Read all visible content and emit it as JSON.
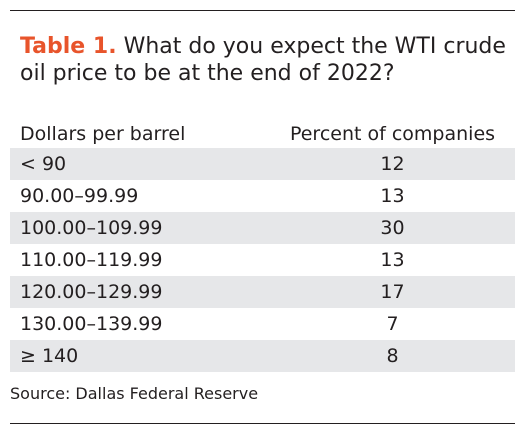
{
  "title": {
    "label": "Table 1.",
    "text": "What do you expect the WTI crude oil price to be at the end of 2022?"
  },
  "source": "Source: Dallas Federal Reserve",
  "chart_data": {
    "type": "table",
    "columns": [
      "Dollars per barrel",
      "Percent of companies"
    ],
    "rows": [
      {
        "range": "< 90",
        "percent": "12"
      },
      {
        "range": "90.00–99.99",
        "percent": "13"
      },
      {
        "range": "100.00–109.99",
        "percent": "30"
      },
      {
        "range": "110.00–119.99",
        "percent": "13"
      },
      {
        "range": "120.00–129.99",
        "percent": "17"
      },
      {
        "range": "130.00–139.99",
        "percent": "7"
      },
      {
        "range": "≥ 140",
        "percent": "8"
      }
    ]
  }
}
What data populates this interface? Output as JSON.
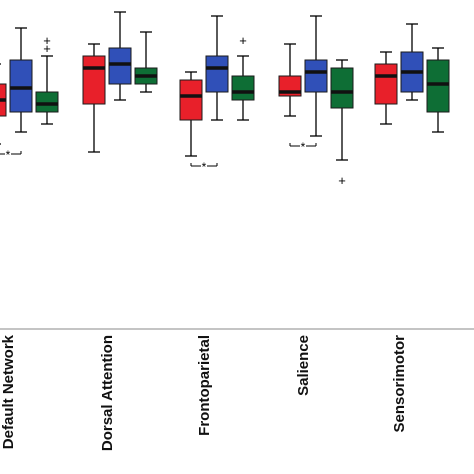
{
  "chart_data": {
    "type": "box",
    "title": "",
    "xlabel": "",
    "ylabel": "",
    "ylim": [
      -0.13,
      0.72
    ],
    "categories": [
      "Default Network",
      "Dorsal Attention",
      "Frontoparietal",
      "Salience",
      "Sensorimotor"
    ],
    "series_colors": [
      "#e8202a",
      "#3050b8",
      "#0e6e35"
    ],
    "groups": [
      {
        "category": "Default Network",
        "boxes": [
          {
            "color_index": 0,
            "whisker_low": 0.36,
            "q1": 0.43,
            "median": 0.47,
            "q3": 0.51,
            "whisker_high": 0.56,
            "outliers": []
          },
          {
            "color_index": 1,
            "whisker_low": 0.39,
            "q1": 0.44,
            "median": 0.5,
            "q3": 0.57,
            "whisker_high": 0.65,
            "outliers": []
          },
          {
            "color_index": 2,
            "whisker_low": 0.41,
            "q1": 0.44,
            "median": 0.46,
            "q3": 0.49,
            "whisker_high": 0.58,
            "outliers": [
              0.6,
              0.62
            ]
          }
        ],
        "significance": [
          {
            "pair": [
              0,
              1
            ],
            "label": "*"
          }
        ]
      },
      {
        "category": "Dorsal Attention",
        "boxes": [
          {
            "color_index": 0,
            "whisker_low": 0.34,
            "q1": 0.46,
            "median": 0.55,
            "q3": 0.58,
            "whisker_high": 0.61,
            "outliers": []
          },
          {
            "color_index": 1,
            "whisker_low": 0.47,
            "q1": 0.51,
            "median": 0.56,
            "q3": 0.6,
            "whisker_high": 0.69,
            "outliers": []
          },
          {
            "color_index": 2,
            "whisker_low": 0.49,
            "q1": 0.51,
            "median": 0.53,
            "q3": 0.55,
            "whisker_high": 0.64,
            "outliers": []
          }
        ]
      },
      {
        "category": "Frontoparietal",
        "boxes": [
          {
            "color_index": 0,
            "whisker_low": 0.33,
            "q1": 0.42,
            "median": 0.48,
            "q3": 0.52,
            "whisker_high": 0.54,
            "outliers": []
          },
          {
            "color_index": 1,
            "whisker_low": 0.42,
            "q1": 0.49,
            "median": 0.55,
            "q3": 0.58,
            "whisker_high": 0.68,
            "outliers": []
          },
          {
            "color_index": 2,
            "whisker_low": 0.42,
            "q1": 0.47,
            "median": 0.49,
            "q3": 0.53,
            "whisker_high": 0.58,
            "outliers": [
              0.62
            ]
          }
        ],
        "significance": [
          {
            "pair": [
              0,
              1
            ],
            "label": "*"
          }
        ]
      },
      {
        "category": "Salience",
        "boxes": [
          {
            "color_index": 0,
            "whisker_low": 0.43,
            "q1": 0.48,
            "median": 0.49,
            "q3": 0.53,
            "whisker_high": 0.61,
            "outliers": []
          },
          {
            "color_index": 1,
            "whisker_low": 0.38,
            "q1": 0.49,
            "median": 0.54,
            "q3": 0.57,
            "whisker_high": 0.68,
            "outliers": []
          },
          {
            "color_index": 2,
            "whisker_low": 0.32,
            "q1": 0.45,
            "median": 0.49,
            "q3": 0.55,
            "whisker_high": 0.57,
            "outliers": [
              0.27
            ]
          }
        ],
        "significance": [
          {
            "pair": [
              0,
              1
            ],
            "label": "*"
          }
        ]
      },
      {
        "category": "Sensorimotor",
        "boxes": [
          {
            "color_index": 0,
            "whisker_low": 0.41,
            "q1": 0.46,
            "median": 0.53,
            "q3": 0.56,
            "whisker_high": 0.59,
            "outliers": []
          },
          {
            "color_index": 1,
            "whisker_low": 0.47,
            "q1": 0.49,
            "median": 0.54,
            "q3": 0.59,
            "whisker_high": 0.66,
            "outliers": []
          },
          {
            "color_index": 2,
            "whisker_low": 0.39,
            "q1": 0.44,
            "median": 0.51,
            "q3": 0.57,
            "whisker_high": 0.6,
            "outliers": []
          }
        ]
      }
    ]
  }
}
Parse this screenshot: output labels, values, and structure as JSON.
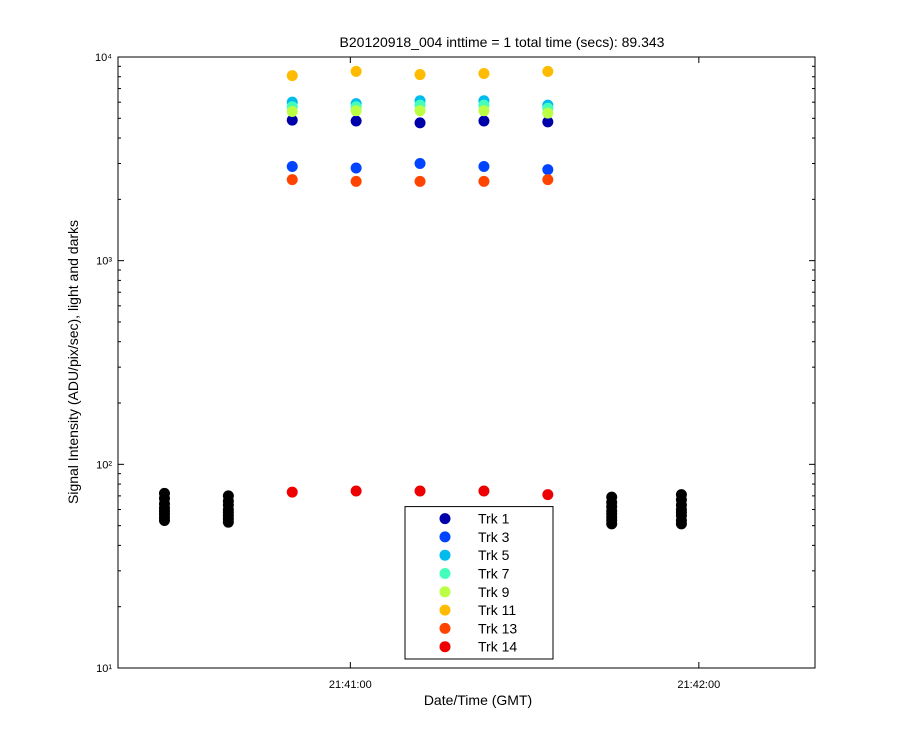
{
  "chart_data": {
    "type": "scatter",
    "title": "B20120918_004 inttime = 1 total time (secs): 89.343",
    "xlabel": "Date/Time (GMT)",
    "ylabel": "Signal Intensity (ADU/pix/sec), light and darks",
    "log_y": true,
    "xlim": [
      "21:40:20",
      "21:42:20"
    ],
    "xticks": [
      "21:41:00",
      "21:42:00"
    ],
    "ylim": [
      10,
      10000
    ],
    "yticks": [
      {
        "value": 10,
        "label": "10¹"
      },
      {
        "value": 100,
        "label": "10²"
      },
      {
        "value": 1000,
        "label": "10³"
      },
      {
        "value": 10000,
        "label": "10⁴"
      }
    ],
    "x": [
      "21:40:50",
      "21:41:01",
      "21:41:12",
      "21:41:23",
      "21:41:34"
    ],
    "series": [
      {
        "name": "Trk 1",
        "color": "#0000aa",
        "values": [
          4900,
          4850,
          4750,
          4850,
          4800
        ]
      },
      {
        "name": "Trk 3",
        "color": "#0044ff",
        "values": [
          2900,
          2850,
          3000,
          2900,
          2800
        ]
      },
      {
        "name": "Trk 5",
        "color": "#00bbee",
        "values": [
          6000,
          5900,
          6100,
          6100,
          5800
        ]
      },
      {
        "name": "Trk 7",
        "color": "#44ffbb",
        "values": [
          5700,
          5700,
          5800,
          5800,
          5600
        ]
      },
      {
        "name": "Trk 9",
        "color": "#bbff44",
        "values": [
          5400,
          5450,
          5450,
          5450,
          5300
        ]
      },
      {
        "name": "Trk 11",
        "color": "#ffbb00",
        "values": [
          8100,
          8500,
          8200,
          8300,
          8500
        ]
      },
      {
        "name": "Trk 13",
        "color": "#ff4400",
        "values": [
          2500,
          2450,
          2450,
          2450,
          2500
        ]
      },
      {
        "name": "Trk 14",
        "color": "#ee0000",
        "values": [
          73,
          74,
          74,
          74,
          71
        ]
      }
    ],
    "darks": {
      "color": "#000000",
      "x": [
        "21:40:28",
        "21:40:28",
        "21:40:28",
        "21:40:28",
        "21:40:28",
        "21:40:28",
        "21:40:28",
        "21:40:28",
        "21:40:39",
        "21:40:39",
        "21:40:39",
        "21:40:39",
        "21:40:39",
        "21:40:39",
        "21:40:39",
        "21:40:39",
        "21:41:45",
        "21:41:45",
        "21:41:45",
        "21:41:45",
        "21:41:45",
        "21:41:45",
        "21:41:45",
        "21:41:45",
        "21:41:57",
        "21:41:57",
        "21:41:57",
        "21:41:57",
        "21:41:57",
        "21:41:57",
        "21:41:57",
        "21:41:57"
      ],
      "values": [
        72,
        68,
        64,
        61,
        59,
        57,
        55,
        53,
        70,
        66,
        63,
        60,
        58,
        56,
        54,
        52,
        69,
        65,
        62,
        59,
        57,
        55,
        53,
        51,
        71,
        67,
        63,
        60,
        58,
        56,
        53,
        51
      ]
    },
    "legend": "bottom-center"
  }
}
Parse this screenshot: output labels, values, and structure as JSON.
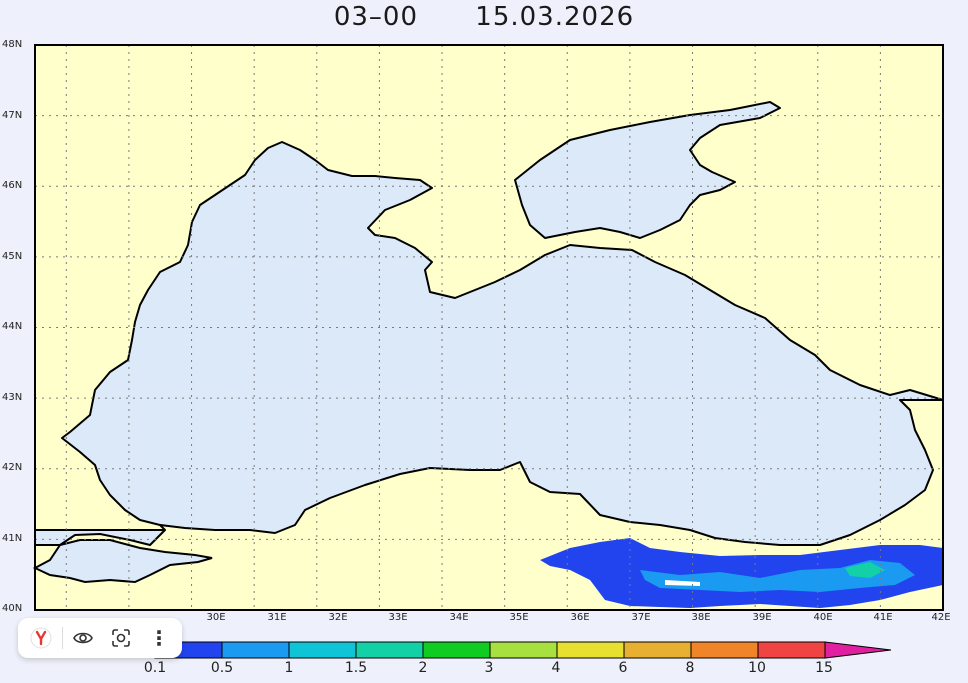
{
  "title": {
    "run": "03–00",
    "date": "15.03.2026"
  },
  "map": {
    "lat_ticks": [
      "48N",
      "47N",
      "46N",
      "45N",
      "44N",
      "43N",
      "42N",
      "41N",
      "40N"
    ],
    "lon_ticks": [
      "30E",
      "31E",
      "32E",
      "33E",
      "34E",
      "35E",
      "36E",
      "37E",
      "38E",
      "39E",
      "40E",
      "41E",
      "42E"
    ],
    "lat_range": [
      40,
      48
    ],
    "lon_range": [
      27.5,
      42
    ],
    "colors": {
      "land": "#ffffcc",
      "sea": "#dce9f8",
      "coast": "#000000"
    }
  },
  "colorbar": {
    "labels": [
      "0.1",
      "0.5",
      "1",
      "1.5",
      "2",
      "3",
      "4",
      "6",
      "8",
      "10",
      "15"
    ],
    "colors": [
      "#2244ee",
      "#1a9af0",
      "#10c4d8",
      "#14d0a6",
      "#10cc22",
      "#a8e040",
      "#e8e030",
      "#e8b030",
      "#f08428",
      "#f04444",
      "#e020a0"
    ]
  },
  "toolbar": {
    "items": [
      {
        "icon": "yandex-logo-icon",
        "glyph": "Y"
      },
      {
        "icon": "eye-icon"
      },
      {
        "icon": "camera-lens-icon"
      },
      {
        "icon": "more-vertical-icon",
        "glyph": "⋮"
      }
    ]
  }
}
_ _ _ _ _
WHAT TO WORK ON -> Which lines include the word "title"? Copy every one of them.

THE COMPLETED TASK ->
  "title": {
    "title": "",
    "title": "B20120918_004 inttime = 1 total time (secs): 89.343",
  "title": {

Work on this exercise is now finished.